RECORDS SHOWN:
══════
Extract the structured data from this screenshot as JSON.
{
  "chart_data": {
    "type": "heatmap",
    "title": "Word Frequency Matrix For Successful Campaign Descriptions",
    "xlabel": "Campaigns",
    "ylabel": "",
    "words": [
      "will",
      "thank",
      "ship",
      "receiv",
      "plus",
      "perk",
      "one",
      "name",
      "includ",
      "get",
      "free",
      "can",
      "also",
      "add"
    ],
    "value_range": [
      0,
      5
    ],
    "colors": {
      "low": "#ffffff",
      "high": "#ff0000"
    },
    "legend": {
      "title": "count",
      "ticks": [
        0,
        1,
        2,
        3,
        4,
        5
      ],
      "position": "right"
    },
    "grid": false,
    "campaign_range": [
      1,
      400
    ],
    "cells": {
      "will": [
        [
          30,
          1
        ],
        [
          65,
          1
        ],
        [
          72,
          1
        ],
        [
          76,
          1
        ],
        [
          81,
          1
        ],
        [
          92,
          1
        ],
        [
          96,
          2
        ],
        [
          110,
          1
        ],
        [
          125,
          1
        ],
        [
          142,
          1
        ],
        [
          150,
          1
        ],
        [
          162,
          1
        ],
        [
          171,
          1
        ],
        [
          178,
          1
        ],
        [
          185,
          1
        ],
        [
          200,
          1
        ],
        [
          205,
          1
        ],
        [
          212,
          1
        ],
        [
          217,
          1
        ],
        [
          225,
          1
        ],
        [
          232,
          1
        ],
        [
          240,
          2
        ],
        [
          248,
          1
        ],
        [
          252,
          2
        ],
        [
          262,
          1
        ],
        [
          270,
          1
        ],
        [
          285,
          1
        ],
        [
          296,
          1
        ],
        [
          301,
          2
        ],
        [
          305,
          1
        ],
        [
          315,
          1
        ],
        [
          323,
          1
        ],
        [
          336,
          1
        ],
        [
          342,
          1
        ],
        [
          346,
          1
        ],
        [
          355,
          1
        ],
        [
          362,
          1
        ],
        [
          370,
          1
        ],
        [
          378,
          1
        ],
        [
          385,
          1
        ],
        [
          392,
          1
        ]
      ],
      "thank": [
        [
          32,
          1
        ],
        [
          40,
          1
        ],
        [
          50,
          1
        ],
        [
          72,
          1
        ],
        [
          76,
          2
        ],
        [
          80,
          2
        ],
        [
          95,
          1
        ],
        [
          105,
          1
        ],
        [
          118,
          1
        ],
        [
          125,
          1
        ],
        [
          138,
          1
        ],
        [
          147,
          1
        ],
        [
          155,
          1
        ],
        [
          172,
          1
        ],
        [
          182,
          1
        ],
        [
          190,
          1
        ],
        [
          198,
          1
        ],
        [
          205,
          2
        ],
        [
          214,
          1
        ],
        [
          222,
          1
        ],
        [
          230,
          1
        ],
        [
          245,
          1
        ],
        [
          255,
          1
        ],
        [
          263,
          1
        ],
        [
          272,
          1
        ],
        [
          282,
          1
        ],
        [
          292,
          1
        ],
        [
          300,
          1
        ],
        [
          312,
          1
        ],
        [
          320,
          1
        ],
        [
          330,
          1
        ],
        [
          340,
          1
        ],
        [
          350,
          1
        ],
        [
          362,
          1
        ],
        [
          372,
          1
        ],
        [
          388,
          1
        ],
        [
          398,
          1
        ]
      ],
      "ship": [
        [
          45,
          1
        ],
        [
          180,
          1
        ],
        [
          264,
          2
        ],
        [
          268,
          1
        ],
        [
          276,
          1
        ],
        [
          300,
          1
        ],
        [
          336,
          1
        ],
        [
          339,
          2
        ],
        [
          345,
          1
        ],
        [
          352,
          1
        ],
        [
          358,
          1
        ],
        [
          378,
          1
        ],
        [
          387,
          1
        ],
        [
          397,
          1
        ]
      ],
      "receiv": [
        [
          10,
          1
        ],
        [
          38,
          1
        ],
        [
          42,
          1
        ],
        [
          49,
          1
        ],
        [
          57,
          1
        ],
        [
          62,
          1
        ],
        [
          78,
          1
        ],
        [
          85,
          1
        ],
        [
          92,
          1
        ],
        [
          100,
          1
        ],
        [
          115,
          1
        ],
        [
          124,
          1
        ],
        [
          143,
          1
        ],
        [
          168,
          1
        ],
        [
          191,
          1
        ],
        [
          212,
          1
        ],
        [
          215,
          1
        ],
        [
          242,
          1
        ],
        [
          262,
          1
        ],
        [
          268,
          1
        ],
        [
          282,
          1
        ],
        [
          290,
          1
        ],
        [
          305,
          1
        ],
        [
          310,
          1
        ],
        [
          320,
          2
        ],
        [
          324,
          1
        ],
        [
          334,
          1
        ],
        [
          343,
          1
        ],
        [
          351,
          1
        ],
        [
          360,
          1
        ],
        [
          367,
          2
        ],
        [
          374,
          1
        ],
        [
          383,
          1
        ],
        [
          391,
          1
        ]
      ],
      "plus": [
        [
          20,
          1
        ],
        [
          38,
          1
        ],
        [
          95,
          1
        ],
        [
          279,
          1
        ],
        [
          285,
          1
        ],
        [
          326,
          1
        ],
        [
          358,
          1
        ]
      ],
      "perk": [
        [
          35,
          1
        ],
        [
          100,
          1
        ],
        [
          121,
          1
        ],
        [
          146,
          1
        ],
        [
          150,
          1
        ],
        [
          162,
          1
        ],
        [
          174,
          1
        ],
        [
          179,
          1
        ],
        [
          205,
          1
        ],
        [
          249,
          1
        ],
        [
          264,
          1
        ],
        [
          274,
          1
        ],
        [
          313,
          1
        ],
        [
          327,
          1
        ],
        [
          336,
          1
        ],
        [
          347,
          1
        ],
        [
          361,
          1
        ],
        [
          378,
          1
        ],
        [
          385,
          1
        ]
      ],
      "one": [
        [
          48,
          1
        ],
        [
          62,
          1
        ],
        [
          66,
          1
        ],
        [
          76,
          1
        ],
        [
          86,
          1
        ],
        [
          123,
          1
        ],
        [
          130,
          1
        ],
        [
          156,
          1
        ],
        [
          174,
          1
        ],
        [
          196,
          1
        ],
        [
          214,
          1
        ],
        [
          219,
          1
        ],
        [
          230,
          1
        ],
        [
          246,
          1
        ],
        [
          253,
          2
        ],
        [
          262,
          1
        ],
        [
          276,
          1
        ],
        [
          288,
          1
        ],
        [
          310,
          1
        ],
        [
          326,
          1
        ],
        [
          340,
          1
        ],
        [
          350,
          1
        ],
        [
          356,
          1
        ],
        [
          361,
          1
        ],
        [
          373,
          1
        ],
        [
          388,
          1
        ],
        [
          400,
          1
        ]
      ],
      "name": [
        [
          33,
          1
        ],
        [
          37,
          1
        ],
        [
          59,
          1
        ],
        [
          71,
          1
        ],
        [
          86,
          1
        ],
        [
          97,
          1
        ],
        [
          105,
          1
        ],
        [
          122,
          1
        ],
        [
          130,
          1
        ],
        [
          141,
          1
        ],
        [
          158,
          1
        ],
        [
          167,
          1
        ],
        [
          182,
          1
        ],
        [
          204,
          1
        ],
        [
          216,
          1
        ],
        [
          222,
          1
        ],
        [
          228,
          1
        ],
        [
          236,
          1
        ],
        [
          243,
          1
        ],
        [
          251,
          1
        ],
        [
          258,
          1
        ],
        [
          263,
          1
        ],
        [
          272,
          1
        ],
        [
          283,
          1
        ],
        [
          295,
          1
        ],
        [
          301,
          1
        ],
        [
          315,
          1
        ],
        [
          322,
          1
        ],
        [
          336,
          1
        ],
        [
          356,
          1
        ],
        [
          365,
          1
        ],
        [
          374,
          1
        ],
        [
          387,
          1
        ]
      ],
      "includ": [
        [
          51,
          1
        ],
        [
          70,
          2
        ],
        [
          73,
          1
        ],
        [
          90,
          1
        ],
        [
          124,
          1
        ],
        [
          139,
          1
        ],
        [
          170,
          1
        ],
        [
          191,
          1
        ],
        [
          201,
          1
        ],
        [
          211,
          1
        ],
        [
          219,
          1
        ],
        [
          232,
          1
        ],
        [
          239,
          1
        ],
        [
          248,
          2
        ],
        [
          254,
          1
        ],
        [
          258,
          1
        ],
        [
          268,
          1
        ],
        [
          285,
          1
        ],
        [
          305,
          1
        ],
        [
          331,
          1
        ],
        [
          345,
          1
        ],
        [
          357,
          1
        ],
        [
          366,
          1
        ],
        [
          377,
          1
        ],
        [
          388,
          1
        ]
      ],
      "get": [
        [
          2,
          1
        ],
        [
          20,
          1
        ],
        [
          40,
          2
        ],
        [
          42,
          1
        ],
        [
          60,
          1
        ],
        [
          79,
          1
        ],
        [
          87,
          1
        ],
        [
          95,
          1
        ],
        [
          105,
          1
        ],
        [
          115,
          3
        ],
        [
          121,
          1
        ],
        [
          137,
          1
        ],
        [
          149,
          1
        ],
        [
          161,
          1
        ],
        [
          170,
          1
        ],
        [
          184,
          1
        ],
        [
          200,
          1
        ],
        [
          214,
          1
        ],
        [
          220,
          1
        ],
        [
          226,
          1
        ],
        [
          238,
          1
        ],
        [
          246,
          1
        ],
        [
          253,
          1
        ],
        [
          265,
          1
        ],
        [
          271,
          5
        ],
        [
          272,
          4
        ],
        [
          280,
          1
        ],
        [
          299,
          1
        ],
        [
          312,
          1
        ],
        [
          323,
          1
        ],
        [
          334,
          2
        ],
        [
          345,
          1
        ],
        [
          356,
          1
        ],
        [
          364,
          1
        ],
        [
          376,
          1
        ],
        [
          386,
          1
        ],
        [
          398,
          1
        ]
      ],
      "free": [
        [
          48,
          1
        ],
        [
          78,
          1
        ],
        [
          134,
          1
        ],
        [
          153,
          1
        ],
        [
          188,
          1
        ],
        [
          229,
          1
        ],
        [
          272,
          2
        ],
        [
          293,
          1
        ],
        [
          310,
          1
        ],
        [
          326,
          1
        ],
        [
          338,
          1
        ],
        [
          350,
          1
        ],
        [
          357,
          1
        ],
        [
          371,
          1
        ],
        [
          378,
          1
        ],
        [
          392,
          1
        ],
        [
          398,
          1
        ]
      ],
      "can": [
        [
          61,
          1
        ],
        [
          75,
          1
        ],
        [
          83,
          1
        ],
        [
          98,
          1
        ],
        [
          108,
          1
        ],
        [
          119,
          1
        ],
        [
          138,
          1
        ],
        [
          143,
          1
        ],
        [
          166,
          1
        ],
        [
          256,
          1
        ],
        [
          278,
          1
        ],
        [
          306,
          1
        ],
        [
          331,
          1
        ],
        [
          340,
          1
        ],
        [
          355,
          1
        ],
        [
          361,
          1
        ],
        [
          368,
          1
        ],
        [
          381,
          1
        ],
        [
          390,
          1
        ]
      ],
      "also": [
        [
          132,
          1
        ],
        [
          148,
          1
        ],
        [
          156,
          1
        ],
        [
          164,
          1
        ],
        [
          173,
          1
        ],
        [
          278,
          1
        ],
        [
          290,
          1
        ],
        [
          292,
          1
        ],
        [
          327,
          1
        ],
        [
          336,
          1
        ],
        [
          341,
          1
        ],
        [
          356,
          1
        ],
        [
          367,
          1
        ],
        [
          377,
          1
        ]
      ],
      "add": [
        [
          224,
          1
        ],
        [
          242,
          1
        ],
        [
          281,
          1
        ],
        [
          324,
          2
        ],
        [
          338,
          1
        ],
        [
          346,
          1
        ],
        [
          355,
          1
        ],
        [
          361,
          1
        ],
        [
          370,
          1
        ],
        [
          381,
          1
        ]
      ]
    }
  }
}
══════
WHAT THE TASK ASKS:
From the entries above, copy every line that holds the word "title".

RESULT:
    "title": "Word Frequency Matrix For Successful Campaign Descriptions",
      "title": "count",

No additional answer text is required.